** START SUPPLIED DATA **

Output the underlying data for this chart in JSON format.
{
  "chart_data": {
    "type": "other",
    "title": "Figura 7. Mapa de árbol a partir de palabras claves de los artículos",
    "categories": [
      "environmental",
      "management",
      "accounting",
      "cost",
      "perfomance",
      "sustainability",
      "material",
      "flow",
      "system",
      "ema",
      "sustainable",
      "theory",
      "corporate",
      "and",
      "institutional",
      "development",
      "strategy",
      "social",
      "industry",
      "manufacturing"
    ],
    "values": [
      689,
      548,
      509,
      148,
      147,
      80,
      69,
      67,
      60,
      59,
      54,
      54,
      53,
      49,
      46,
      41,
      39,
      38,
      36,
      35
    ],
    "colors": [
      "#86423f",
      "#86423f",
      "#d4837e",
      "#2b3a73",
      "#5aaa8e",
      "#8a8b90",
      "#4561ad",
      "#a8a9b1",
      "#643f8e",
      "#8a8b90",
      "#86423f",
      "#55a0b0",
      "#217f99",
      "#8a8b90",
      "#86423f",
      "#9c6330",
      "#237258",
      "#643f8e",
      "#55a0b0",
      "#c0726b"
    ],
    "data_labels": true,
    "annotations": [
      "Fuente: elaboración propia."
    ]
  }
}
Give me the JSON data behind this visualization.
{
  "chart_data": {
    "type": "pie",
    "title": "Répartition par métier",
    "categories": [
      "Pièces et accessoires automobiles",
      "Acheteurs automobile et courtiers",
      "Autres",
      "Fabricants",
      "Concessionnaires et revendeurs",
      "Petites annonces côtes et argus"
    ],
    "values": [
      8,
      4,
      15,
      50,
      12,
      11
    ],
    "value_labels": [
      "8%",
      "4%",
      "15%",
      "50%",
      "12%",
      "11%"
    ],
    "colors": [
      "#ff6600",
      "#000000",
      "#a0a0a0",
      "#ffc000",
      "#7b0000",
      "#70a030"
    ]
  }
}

** END SUPPLIED DATA **

THE PROBLEM: Go through the records above and retype each one exactly.

FULL OUTPUT:
Output the underlying data for this chart in JSON format.
{
  "chart_data": {
    "type": "other",
    "title": "Figura 7. Mapa de árbol a partir de palabras claves de los artículos",
    "categories": [
      "environmental",
      "management",
      "accounting",
      "cost",
      "perfomance",
      "sustainability",
      "material",
      "flow",
      "system",
      "ema",
      "sustainable",
      "theory",
      "corporate",
      "and",
      "institutional",
      "development",
      "strategy",
      "social",
      "industry",
      "manufacturing"
    ],
    "values": [
      689,
      548,
      509,
      148,
      147,
      80,
      69,
      67,
      60,
      59,
      54,
      54,
      53,
      49,
      46,
      41,
      39,
      38,
      36,
      35
    ],
    "colors": [
      "#86423f",
      "#86423f",
      "#d4837e",
      "#2b3a73",
      "#5aaa8e",
      "#8a8b90",
      "#4561ad",
      "#a8a9b1",
      "#643f8e",
      "#8a8b90",
      "#86423f",
      "#55a0b0",
      "#217f99",
      "#8a8b90",
      "#86423f",
      "#9c6330",
      "#237258",
      "#643f8e",
      "#55a0b0",
      "#c0726b"
    ],
    "data_labels": true,
    "annotations": [
      "Fuente: elaboración propia."
    ]
  }
}
Give me the JSON data behind this visualization.
{
  "chart_data": {
    "type": "pie",
    "title": "Répartition par métier",
    "categories": [
      "Pièces et accessoires automobiles",
      "Acheteurs automobile et courtiers",
      "Autres",
      "Fabricants",
      "Concessionnaires et revendeurs",
      "Petites annonces côtes et argus"
    ],
    "values": [
      8,
      4,
      15,
      50,
      12,
      11
    ],
    "value_labels": [
      "8%",
      "4%",
      "15%",
      "50%",
      "12%",
      "11%"
    ],
    "colors": [
      "#ff6600",
      "#000000",
      "#a0a0a0",
      "#ffc000",
      "#7b0000",
      "#70a030"
    ]
  }
}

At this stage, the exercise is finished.